§ **Exercise goal**: In the copy, include every entry exactly but none of the images.

§ **Exercise materials**:
—————

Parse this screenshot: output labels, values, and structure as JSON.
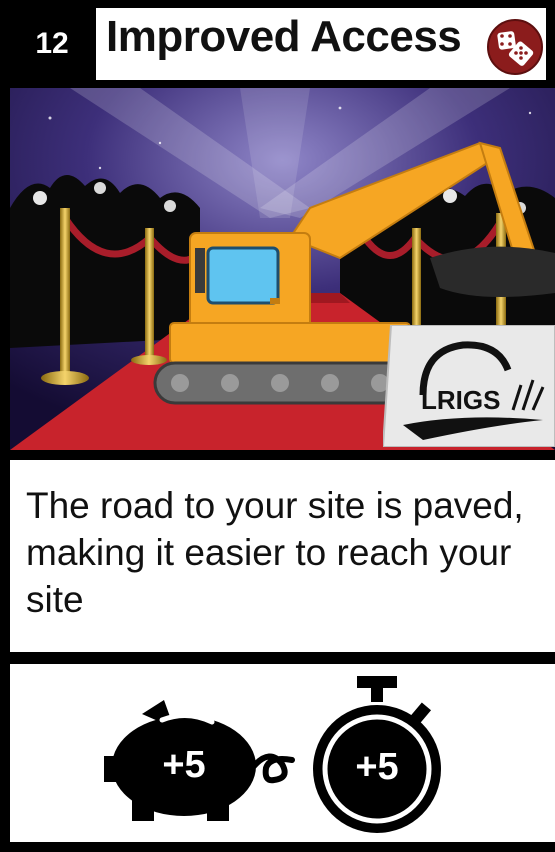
{
  "card": {
    "number": "12",
    "title": "Improved Access",
    "description": "The road to your site is paved, making it easier to reach your site",
    "logo_text": "LRIGS"
  },
  "effects": [
    {
      "icon": "piggy-bank-icon",
      "value": "+5"
    },
    {
      "icon": "stopwatch-icon",
      "value": "+5"
    }
  ],
  "colors": {
    "frame": "#000000",
    "panel": "#ffffff",
    "dice_badge": "#8b1c1c",
    "excavator": "#f6a623",
    "carpet": "#c8232c",
    "sky": "#2a1f5c"
  }
}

—————

§ **Answer for the task**:
Parse this screenshot: output labels, values, and structure as JSON.
{
  "card": {
    "number": "12",
    "title": "Improved Access",
    "description": "The road to your site is paved, making it easier to reach your site",
    "logo_text": "LRIGS"
  },
  "effects": [
    {
      "icon": "piggy-bank-icon",
      "value": "+5"
    },
    {
      "icon": "stopwatch-icon",
      "value": "+5"
    }
  ],
  "colors": {
    "frame": "#000000",
    "panel": "#ffffff",
    "dice_badge": "#8b1c1c",
    "excavator": "#f6a623",
    "carpet": "#c8232c",
    "sky": "#2a1f5c"
  }
}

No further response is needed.